Exercise task
Leaving the pictures aside, transcribe every line below exactly.

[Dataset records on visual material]
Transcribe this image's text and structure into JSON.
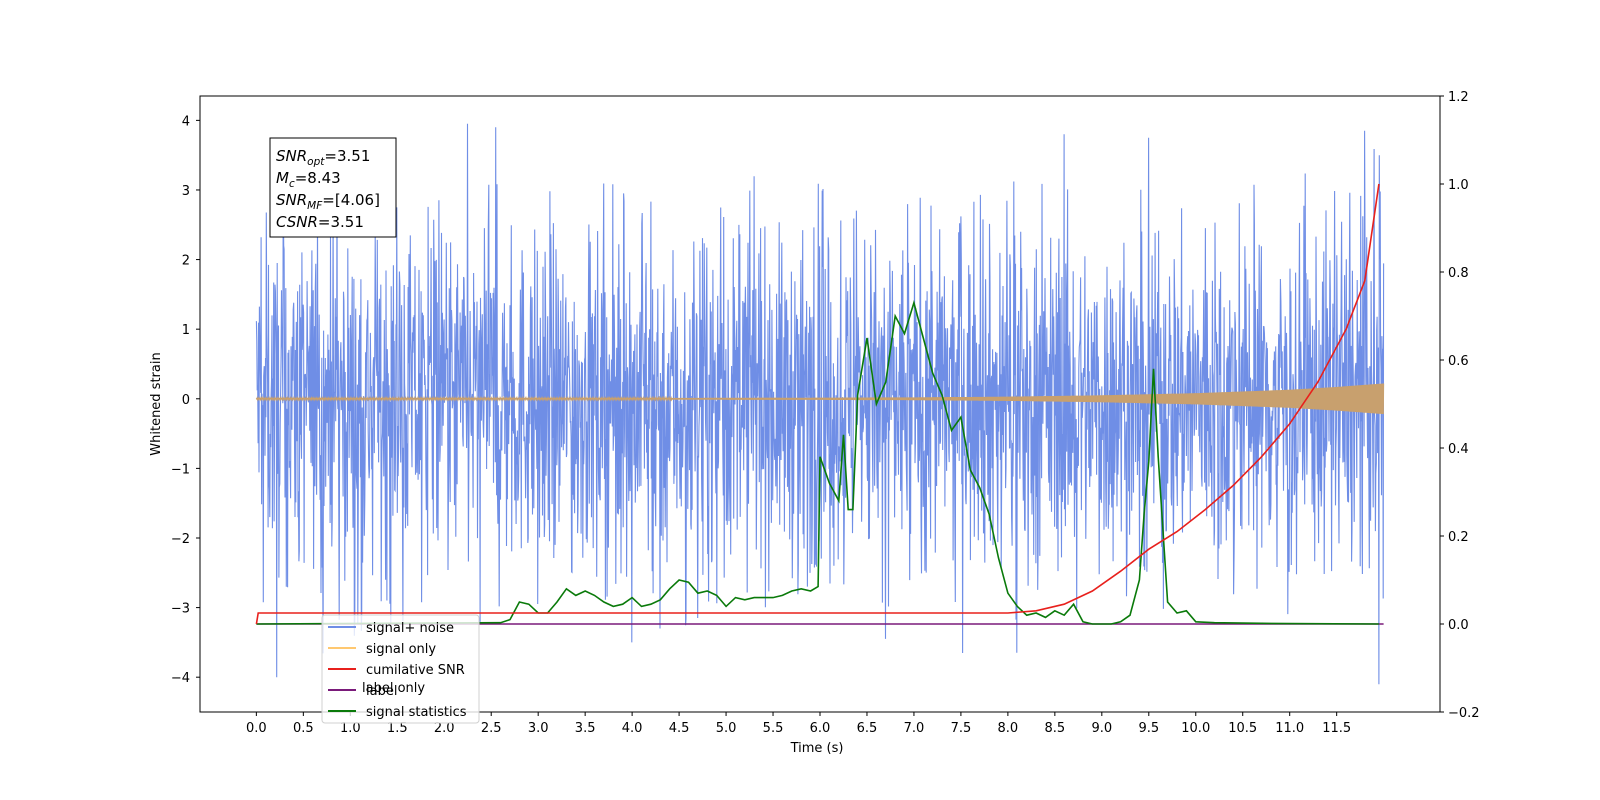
{
  "chart_data": {
    "type": "line",
    "title": "",
    "xlabel": "Time (s)",
    "ylabel": "Whitened strain",
    "xlim": [
      -0.6,
      12.6
    ],
    "ylim": [
      -4.5,
      4.35
    ],
    "y2lim": [
      -0.2,
      1.2
    ],
    "xticks": [
      "0.0",
      "0.5",
      "1.0",
      "1.5",
      "2.0",
      "2.5",
      "3.0",
      "3.5",
      "4.0",
      "4.5",
      "5.0",
      "5.5",
      "6.0",
      "6.5",
      "7.0",
      "7.5",
      "8.0",
      "8.5",
      "9.0",
      "9.5",
      "10.0",
      "10.5",
      "11.0",
      "11.5"
    ],
    "yticks": [
      "4",
      "3",
      "2",
      "1",
      "0",
      "−1",
      "−2",
      "−3",
      "−4"
    ],
    "y2ticks": [
      "1.2",
      "1.0",
      "0.8",
      "0.6",
      "0.4",
      "0.2",
      "0.0",
      "−0.2"
    ],
    "grid": false,
    "legend_position": "lower-left",
    "annotation_box": {
      "lines": [
        {
          "base": "SNR",
          "sub": "opt",
          "rest": "=3.51"
        },
        {
          "base": "M",
          "sub": "c",
          "rest": "=8.43"
        },
        {
          "base": "SNR",
          "sub": "MF",
          "rest": "=[4.06]"
        },
        {
          "base": "CSNR",
          "sub": "",
          "rest": "=3.51"
        }
      ]
    },
    "series": [
      {
        "name": "signal+ noise",
        "axis": "left",
        "color": "#6f8ee6",
        "kind": "noise_band",
        "envelope_x": [
          0,
          1,
          2,
          3,
          4,
          5,
          6,
          7,
          8,
          9,
          10,
          11,
          12
        ],
        "typical_upper": [
          2.0,
          2.0,
          2.0,
          2.0,
          2.0,
          2.0,
          2.0,
          2.0,
          2.0,
          2.0,
          2.0,
          2.1,
          2.2
        ],
        "typical_lower": [
          -2.1,
          -2.1,
          -2.1,
          -2.1,
          -2.1,
          -2.1,
          -2.1,
          -2.1,
          -2.1,
          -2.1,
          -2.1,
          -2.1,
          -2.2
        ],
        "spikes": [
          [
            0.22,
            -4.0
          ],
          [
            2.25,
            3.95
          ],
          [
            2.55,
            3.9
          ],
          [
            4.0,
            -3.5
          ],
          [
            4.3,
            -3.3
          ],
          [
            6.7,
            -3.45
          ],
          [
            8.1,
            -3.65
          ],
          [
            8.6,
            3.8
          ],
          [
            9.5,
            3.75
          ],
          [
            11.8,
            3.85
          ],
          [
            11.95,
            -4.1
          ],
          [
            11.95,
            3.5
          ]
        ]
      },
      {
        "name": "signal only",
        "axis": "left",
        "color": "#c8a06e",
        "kind": "chirp",
        "envelope_x": [
          0,
          2,
          4,
          6,
          7,
          8,
          9,
          10,
          11,
          11.5,
          12
        ],
        "envelope_amp": [
          0.01,
          0.01,
          0.01,
          0.015,
          0.02,
          0.03,
          0.05,
          0.08,
          0.13,
          0.17,
          0.22
        ]
      },
      {
        "name": "cumilative SNR",
        "axis": "right",
        "color": "#e8201c",
        "kind": "line",
        "x": [
          0.0,
          0.02,
          0.5,
          1,
          2,
          3,
          4,
          5,
          6,
          7,
          8,
          8.3,
          8.6,
          8.9,
          9.2,
          9.5,
          9.8,
          10.1,
          10.4,
          10.7,
          11.0,
          11.3,
          11.6,
          11.8,
          11.95
        ],
        "values": [
          0.0,
          0.025,
          0.025,
          0.025,
          0.025,
          0.025,
          0.025,
          0.025,
          0.025,
          0.025,
          0.025,
          0.03,
          0.045,
          0.075,
          0.12,
          0.17,
          0.21,
          0.26,
          0.315,
          0.38,
          0.455,
          0.55,
          0.67,
          0.78,
          1.0
        ]
      },
      {
        "name": "label",
        "axis": "right",
        "color": "#7a1a7a",
        "kind": "line",
        "x": [
          0,
          12
        ],
        "values": [
          0.0,
          0.0
        ]
      },
      {
        "name": "signal statistics",
        "axis": "right",
        "color": "#0a7a0a",
        "kind": "line",
        "x": [
          0.0,
          2.6,
          2.7,
          2.8,
          2.9,
          3.0,
          3.1,
          3.2,
          3.3,
          3.4,
          3.5,
          3.6,
          3.7,
          3.8,
          3.9,
          4.0,
          4.1,
          4.2,
          4.3,
          4.4,
          4.5,
          4.6,
          4.7,
          4.8,
          4.9,
          5.0,
          5.1,
          5.2,
          5.3,
          5.4,
          5.5,
          5.6,
          5.7,
          5.8,
          5.9,
          5.98,
          6.0,
          6.1,
          6.2,
          6.25,
          6.3,
          6.35,
          6.4,
          6.5,
          6.6,
          6.7,
          6.8,
          6.9,
          7.0,
          7.1,
          7.2,
          7.3,
          7.4,
          7.5,
          7.6,
          7.7,
          7.8,
          7.9,
          8.0,
          8.1,
          8.2,
          8.3,
          8.4,
          8.5,
          8.6,
          8.7,
          8.8,
          8.9,
          9.0,
          9.1,
          9.2,
          9.3,
          9.4,
          9.45,
          9.5,
          9.55,
          9.6,
          9.7,
          9.8,
          9.9,
          10.0,
          10.2,
          10.5,
          11.0,
          11.95
        ],
        "values": [
          0.0,
          0.003,
          0.01,
          0.05,
          0.045,
          0.025,
          0.025,
          0.05,
          0.08,
          0.065,
          0.075,
          0.065,
          0.05,
          0.04,
          0.045,
          0.06,
          0.04,
          0.045,
          0.055,
          0.08,
          0.1,
          0.095,
          0.07,
          0.075,
          0.065,
          0.04,
          0.06,
          0.055,
          0.06,
          0.06,
          0.06,
          0.065,
          0.075,
          0.08,
          0.075,
          0.085,
          0.38,
          0.32,
          0.28,
          0.43,
          0.26,
          0.26,
          0.52,
          0.65,
          0.5,
          0.55,
          0.7,
          0.66,
          0.73,
          0.65,
          0.57,
          0.52,
          0.44,
          0.47,
          0.35,
          0.31,
          0.25,
          0.15,
          0.07,
          0.04,
          0.02,
          0.025,
          0.015,
          0.03,
          0.02,
          0.045,
          0.005,
          0.0,
          0.0,
          0.0,
          0.005,
          0.02,
          0.1,
          0.25,
          0.37,
          0.58,
          0.38,
          0.05,
          0.025,
          0.03,
          0.005,
          0.003,
          0.002,
          0.001,
          0.0
        ]
      }
    ],
    "legend_entries": [
      {
        "label": "signal+ noise",
        "color": "#6f8ee6"
      },
      {
        "label": "signal only",
        "color": "#ffc870"
      },
      {
        "label": "cumilative SNR",
        "color": "#e8201c"
      },
      {
        "label": "label",
        "color": "#7a1a7a"
      },
      {
        "label": "signal statistics",
        "color": "#0a7a0a"
      }
    ],
    "legend_hidden_text": {
      "label": "label only",
      "color": "#bdbdbd"
    }
  }
}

Exercise solution
Transcribe this image's text and structure into JSON.
{
  "chart_data": {
    "type": "line",
    "title": "",
    "xlabel": "Time (s)",
    "ylabel": "Whitened strain",
    "xlim": [
      -0.6,
      12.6
    ],
    "ylim": [
      -4.5,
      4.35
    ],
    "y2lim": [
      -0.2,
      1.2
    ],
    "xticks": [
      "0.0",
      "0.5",
      "1.0",
      "1.5",
      "2.0",
      "2.5",
      "3.0",
      "3.5",
      "4.0",
      "4.5",
      "5.0",
      "5.5",
      "6.0",
      "6.5",
      "7.0",
      "7.5",
      "8.0",
      "8.5",
      "9.0",
      "9.5",
      "10.0",
      "10.5",
      "11.0",
      "11.5"
    ],
    "yticks": [
      "4",
      "3",
      "2",
      "1",
      "0",
      "−1",
      "−2",
      "−3",
      "−4"
    ],
    "y2ticks": [
      "1.2",
      "1.0",
      "0.8",
      "0.6",
      "0.4",
      "0.2",
      "0.0",
      "−0.2"
    ],
    "grid": false,
    "legend_position": "lower-left",
    "annotation_box": {
      "lines": [
        {
          "base": "SNR",
          "sub": "opt",
          "rest": "=3.51"
        },
        {
          "base": "M",
          "sub": "c",
          "rest": "=8.43"
        },
        {
          "base": "SNR",
          "sub": "MF",
          "rest": "=[4.06]"
        },
        {
          "base": "CSNR",
          "sub": "",
          "rest": "=3.51"
        }
      ]
    },
    "series": [
      {
        "name": "signal+ noise",
        "axis": "left",
        "color": "#6f8ee6",
        "kind": "noise_band",
        "envelope_x": [
          0,
          1,
          2,
          3,
          4,
          5,
          6,
          7,
          8,
          9,
          10,
          11,
          12
        ],
        "typical_upper": [
          2.0,
          2.0,
          2.0,
          2.0,
          2.0,
          2.0,
          2.0,
          2.0,
          2.0,
          2.0,
          2.0,
          2.1,
          2.2
        ],
        "typical_lower": [
          -2.1,
          -2.1,
          -2.1,
          -2.1,
          -2.1,
          -2.1,
          -2.1,
          -2.1,
          -2.1,
          -2.1,
          -2.1,
          -2.1,
          -2.2
        ],
        "spikes": [
          [
            0.22,
            -4.0
          ],
          [
            2.25,
            3.95
          ],
          [
            2.55,
            3.9
          ],
          [
            4.0,
            -3.5
          ],
          [
            4.3,
            -3.3
          ],
          [
            6.7,
            -3.45
          ],
          [
            8.1,
            -3.65
          ],
          [
            8.6,
            3.8
          ],
          [
            9.5,
            3.75
          ],
          [
            11.8,
            3.85
          ],
          [
            11.95,
            -4.1
          ],
          [
            11.95,
            3.5
          ]
        ]
      },
      {
        "name": "signal only",
        "axis": "left",
        "color": "#c8a06e",
        "kind": "chirp",
        "envelope_x": [
          0,
          2,
          4,
          6,
          7,
          8,
          9,
          10,
          11,
          11.5,
          12
        ],
        "envelope_amp": [
          0.01,
          0.01,
          0.01,
          0.015,
          0.02,
          0.03,
          0.05,
          0.08,
          0.13,
          0.17,
          0.22
        ]
      },
      {
        "name": "cumilative SNR",
        "axis": "right",
        "color": "#e8201c",
        "kind": "line",
        "x": [
          0.0,
          0.02,
          0.5,
          1,
          2,
          3,
          4,
          5,
          6,
          7,
          8,
          8.3,
          8.6,
          8.9,
          9.2,
          9.5,
          9.8,
          10.1,
          10.4,
          10.7,
          11.0,
          11.3,
          11.6,
          11.8,
          11.95
        ],
        "values": [
          0.0,
          0.025,
          0.025,
          0.025,
          0.025,
          0.025,
          0.025,
          0.025,
          0.025,
          0.025,
          0.025,
          0.03,
          0.045,
          0.075,
          0.12,
          0.17,
          0.21,
          0.26,
          0.315,
          0.38,
          0.455,
          0.55,
          0.67,
          0.78,
          1.0
        ]
      },
      {
        "name": "label",
        "axis": "right",
        "color": "#7a1a7a",
        "kind": "line",
        "x": [
          0,
          12
        ],
        "values": [
          0.0,
          0.0
        ]
      },
      {
        "name": "signal statistics",
        "axis": "right",
        "color": "#0a7a0a",
        "kind": "line",
        "x": [
          0.0,
          2.6,
          2.7,
          2.8,
          2.9,
          3.0,
          3.1,
          3.2,
          3.3,
          3.4,
          3.5,
          3.6,
          3.7,
          3.8,
          3.9,
          4.0,
          4.1,
          4.2,
          4.3,
          4.4,
          4.5,
          4.6,
          4.7,
          4.8,
          4.9,
          5.0,
          5.1,
          5.2,
          5.3,
          5.4,
          5.5,
          5.6,
          5.7,
          5.8,
          5.9,
          5.98,
          6.0,
          6.1,
          6.2,
          6.25,
          6.3,
          6.35,
          6.4,
          6.5,
          6.6,
          6.7,
          6.8,
          6.9,
          7.0,
          7.1,
          7.2,
          7.3,
          7.4,
          7.5,
          7.6,
          7.7,
          7.8,
          7.9,
          8.0,
          8.1,
          8.2,
          8.3,
          8.4,
          8.5,
          8.6,
          8.7,
          8.8,
          8.9,
          9.0,
          9.1,
          9.2,
          9.3,
          9.4,
          9.45,
          9.5,
          9.55,
          9.6,
          9.7,
          9.8,
          9.9,
          10.0,
          10.2,
          10.5,
          11.0,
          11.95
        ],
        "values": [
          0.0,
          0.003,
          0.01,
          0.05,
          0.045,
          0.025,
          0.025,
          0.05,
          0.08,
          0.065,
          0.075,
          0.065,
          0.05,
          0.04,
          0.045,
          0.06,
          0.04,
          0.045,
          0.055,
          0.08,
          0.1,
          0.095,
          0.07,
          0.075,
          0.065,
          0.04,
          0.06,
          0.055,
          0.06,
          0.06,
          0.06,
          0.065,
          0.075,
          0.08,
          0.075,
          0.085,
          0.38,
          0.32,
          0.28,
          0.43,
          0.26,
          0.26,
          0.52,
          0.65,
          0.5,
          0.55,
          0.7,
          0.66,
          0.73,
          0.65,
          0.57,
          0.52,
          0.44,
          0.47,
          0.35,
          0.31,
          0.25,
          0.15,
          0.07,
          0.04,
          0.02,
          0.025,
          0.015,
          0.03,
          0.02,
          0.045,
          0.005,
          0.0,
          0.0,
          0.0,
          0.005,
          0.02,
          0.1,
          0.25,
          0.37,
          0.58,
          0.38,
          0.05,
          0.025,
          0.03,
          0.005,
          0.003,
          0.002,
          0.001,
          0.0
        ]
      }
    ],
    "legend_entries": [
      {
        "label": "signal+ noise",
        "color": "#6f8ee6"
      },
      {
        "label": "signal only",
        "color": "#ffc870"
      },
      {
        "label": "cumilative SNR",
        "color": "#e8201c"
      },
      {
        "label": "label",
        "color": "#7a1a7a"
      },
      {
        "label": "signal statistics",
        "color": "#0a7a0a"
      }
    ],
    "legend_hidden_text": {
      "label": "label only",
      "color": "#bdbdbd"
    }
  }
}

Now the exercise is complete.